/---

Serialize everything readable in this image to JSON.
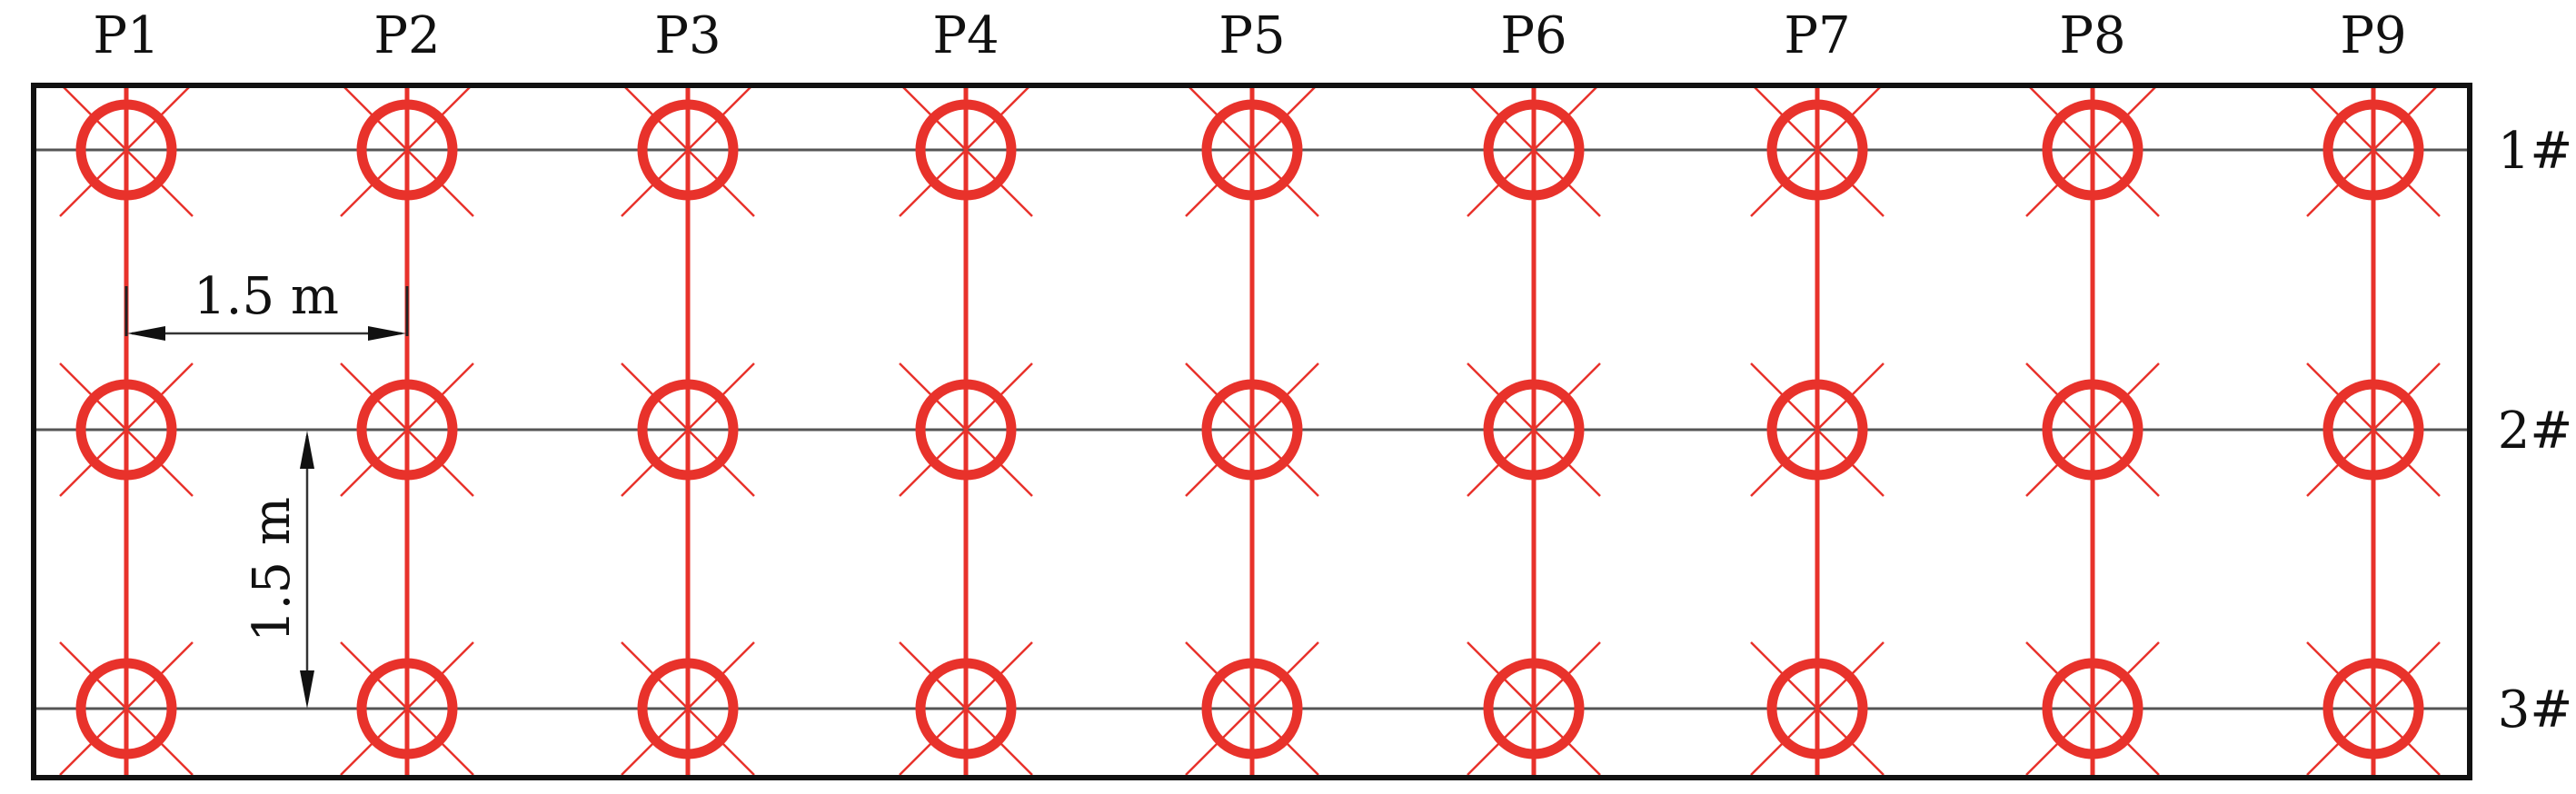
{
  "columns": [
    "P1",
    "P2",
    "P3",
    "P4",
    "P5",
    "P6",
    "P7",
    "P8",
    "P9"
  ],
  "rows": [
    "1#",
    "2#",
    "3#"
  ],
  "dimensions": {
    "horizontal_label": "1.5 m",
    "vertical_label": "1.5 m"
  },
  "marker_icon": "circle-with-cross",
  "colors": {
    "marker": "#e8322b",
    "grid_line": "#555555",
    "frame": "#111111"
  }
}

\---

# PROBLEM STATEMENT
Please write out all of the material above without changing a word, and omit any pictures.

# IN RESPONSE
Serialize everything readable in this image to JSON.
{
  "columns": [
    "P1",
    "P2",
    "P3",
    "P4",
    "P5",
    "P6",
    "P7",
    "P8",
    "P9"
  ],
  "rows": [
    "1#",
    "2#",
    "3#"
  ],
  "dimensions": {
    "horizontal_label": "1.5 m",
    "vertical_label": "1.5 m"
  },
  "marker_icon": "circle-with-cross",
  "colors": {
    "marker": "#e8322b",
    "grid_line": "#555555",
    "frame": "#111111"
  }
}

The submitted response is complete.